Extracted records
[BEGIN]
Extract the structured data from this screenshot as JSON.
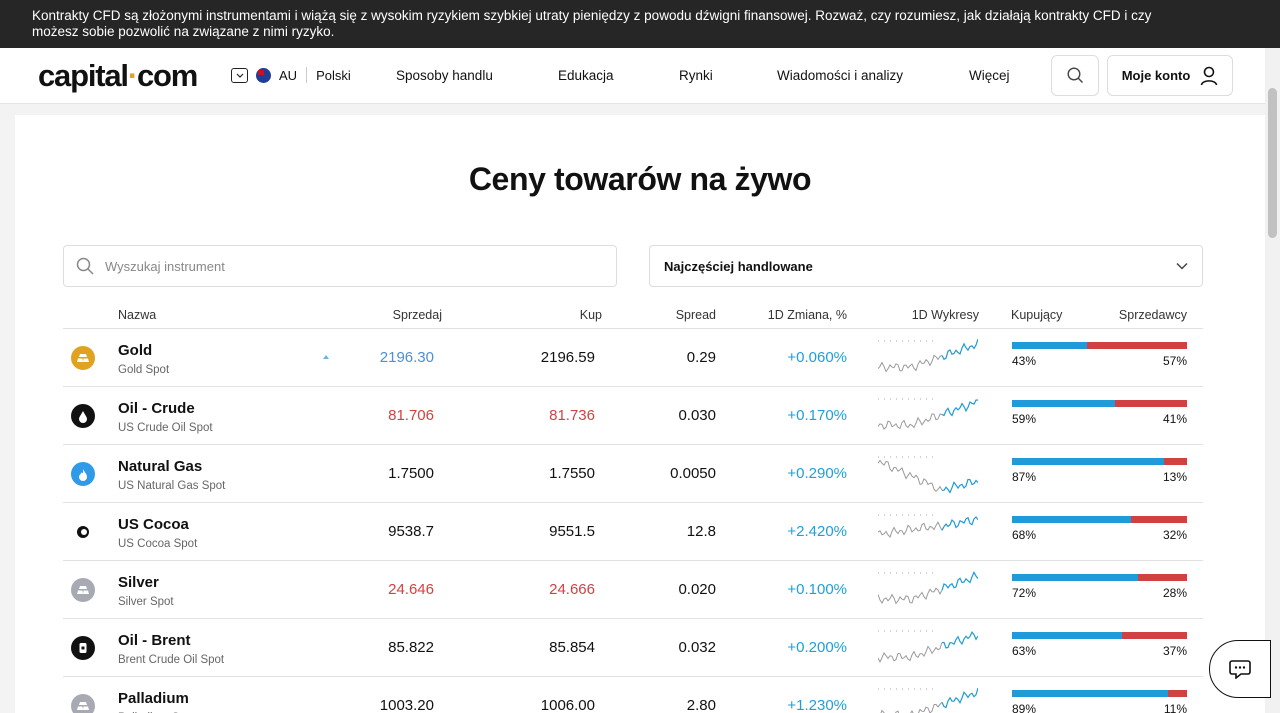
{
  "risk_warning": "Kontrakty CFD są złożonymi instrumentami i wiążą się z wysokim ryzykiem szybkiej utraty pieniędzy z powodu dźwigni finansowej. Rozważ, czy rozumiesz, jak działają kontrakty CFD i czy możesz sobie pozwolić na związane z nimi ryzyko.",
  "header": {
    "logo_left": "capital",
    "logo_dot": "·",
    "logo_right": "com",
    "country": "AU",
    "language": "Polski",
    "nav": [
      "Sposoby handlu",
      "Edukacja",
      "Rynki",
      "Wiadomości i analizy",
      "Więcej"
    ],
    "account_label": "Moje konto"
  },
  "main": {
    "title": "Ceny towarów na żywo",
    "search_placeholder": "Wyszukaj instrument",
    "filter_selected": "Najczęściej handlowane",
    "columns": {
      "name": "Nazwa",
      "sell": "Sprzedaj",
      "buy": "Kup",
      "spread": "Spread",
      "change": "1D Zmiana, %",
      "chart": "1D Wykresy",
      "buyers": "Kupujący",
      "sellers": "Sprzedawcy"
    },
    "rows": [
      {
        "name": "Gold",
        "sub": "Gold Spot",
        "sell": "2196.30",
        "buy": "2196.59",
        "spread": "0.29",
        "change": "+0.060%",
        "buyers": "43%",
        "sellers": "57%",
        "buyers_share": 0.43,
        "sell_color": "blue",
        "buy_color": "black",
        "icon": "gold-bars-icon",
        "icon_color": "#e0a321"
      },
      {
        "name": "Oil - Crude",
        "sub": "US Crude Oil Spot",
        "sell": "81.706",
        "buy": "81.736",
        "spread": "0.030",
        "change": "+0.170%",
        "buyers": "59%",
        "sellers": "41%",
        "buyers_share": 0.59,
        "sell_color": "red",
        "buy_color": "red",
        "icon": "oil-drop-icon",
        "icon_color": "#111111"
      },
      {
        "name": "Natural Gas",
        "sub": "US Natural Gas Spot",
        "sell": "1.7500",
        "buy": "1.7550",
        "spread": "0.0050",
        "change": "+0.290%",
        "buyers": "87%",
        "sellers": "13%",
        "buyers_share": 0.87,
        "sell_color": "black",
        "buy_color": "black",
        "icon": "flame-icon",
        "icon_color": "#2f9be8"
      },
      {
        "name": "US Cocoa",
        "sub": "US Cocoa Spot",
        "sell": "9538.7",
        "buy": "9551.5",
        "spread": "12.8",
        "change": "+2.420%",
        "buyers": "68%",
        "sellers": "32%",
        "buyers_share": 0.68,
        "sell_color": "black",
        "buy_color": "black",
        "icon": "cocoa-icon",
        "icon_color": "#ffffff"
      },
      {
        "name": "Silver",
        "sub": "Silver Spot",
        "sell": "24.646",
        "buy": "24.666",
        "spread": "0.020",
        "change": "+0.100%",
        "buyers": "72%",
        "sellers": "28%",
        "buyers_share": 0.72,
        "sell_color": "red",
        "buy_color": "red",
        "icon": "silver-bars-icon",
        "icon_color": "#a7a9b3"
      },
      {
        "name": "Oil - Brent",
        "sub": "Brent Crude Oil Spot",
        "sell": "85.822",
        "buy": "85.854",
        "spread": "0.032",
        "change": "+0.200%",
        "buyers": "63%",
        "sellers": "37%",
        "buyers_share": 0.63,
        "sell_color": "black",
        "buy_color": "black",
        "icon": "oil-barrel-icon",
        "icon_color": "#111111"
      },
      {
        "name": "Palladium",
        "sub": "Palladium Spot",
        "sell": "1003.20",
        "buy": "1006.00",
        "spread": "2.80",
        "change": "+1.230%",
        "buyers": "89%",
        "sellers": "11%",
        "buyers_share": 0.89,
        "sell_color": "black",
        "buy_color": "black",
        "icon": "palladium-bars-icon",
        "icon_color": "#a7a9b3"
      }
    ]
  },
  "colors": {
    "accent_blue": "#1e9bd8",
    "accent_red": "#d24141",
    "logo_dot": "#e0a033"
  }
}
[END]
[BEGIN]
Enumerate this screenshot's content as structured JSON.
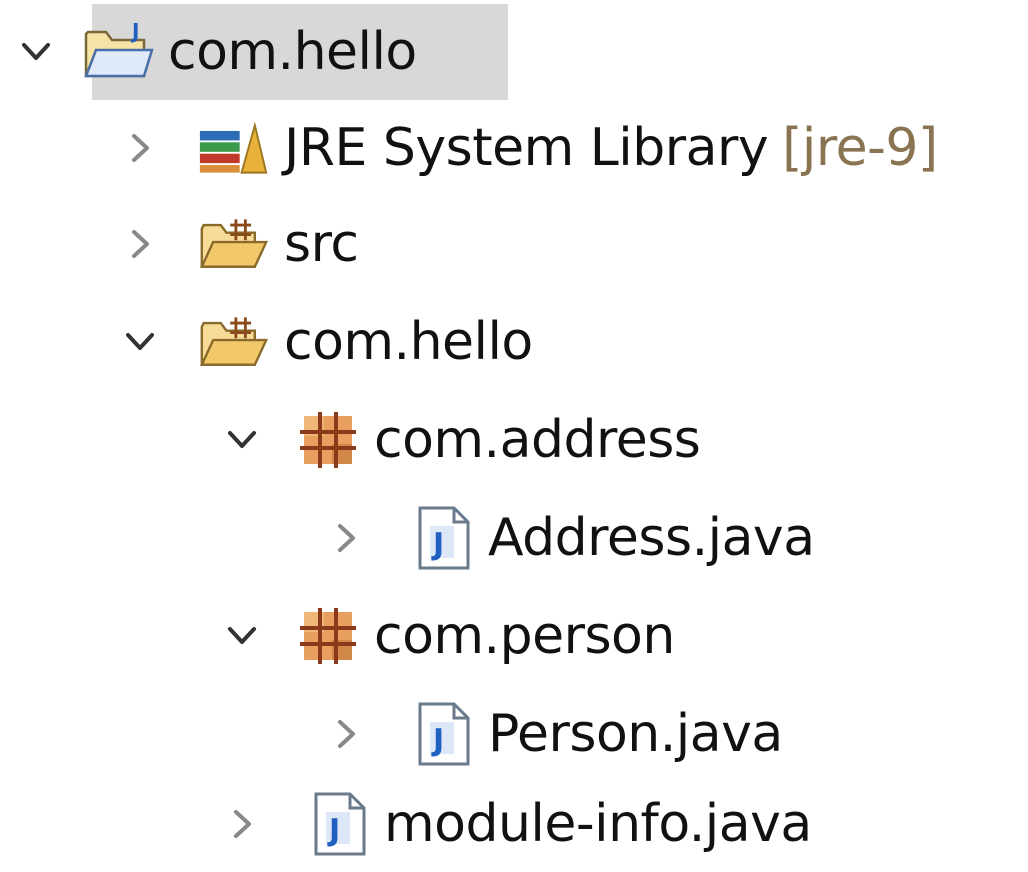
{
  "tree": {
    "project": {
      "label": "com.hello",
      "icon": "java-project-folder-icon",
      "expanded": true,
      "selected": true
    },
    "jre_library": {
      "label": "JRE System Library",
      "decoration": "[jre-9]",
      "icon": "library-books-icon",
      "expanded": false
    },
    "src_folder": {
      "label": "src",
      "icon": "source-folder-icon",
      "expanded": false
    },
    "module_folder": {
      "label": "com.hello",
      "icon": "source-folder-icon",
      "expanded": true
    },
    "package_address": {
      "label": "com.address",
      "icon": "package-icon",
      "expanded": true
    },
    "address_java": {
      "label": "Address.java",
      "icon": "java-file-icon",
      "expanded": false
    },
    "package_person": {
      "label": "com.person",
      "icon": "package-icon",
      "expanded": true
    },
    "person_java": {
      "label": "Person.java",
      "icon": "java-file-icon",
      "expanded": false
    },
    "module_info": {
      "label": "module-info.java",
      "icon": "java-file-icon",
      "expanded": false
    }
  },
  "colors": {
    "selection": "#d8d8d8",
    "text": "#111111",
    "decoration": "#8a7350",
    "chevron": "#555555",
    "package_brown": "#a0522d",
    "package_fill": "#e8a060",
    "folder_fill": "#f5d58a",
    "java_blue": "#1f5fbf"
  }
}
[END]
▶ EXERCISE PROMPT:
Search the preceding listing for "this" and extract every line where it is found.

▶ TASK RESPONSE:
Extract the structured data from this screenshot as JSON.
Enumerate this screenshot's content as structured JSON.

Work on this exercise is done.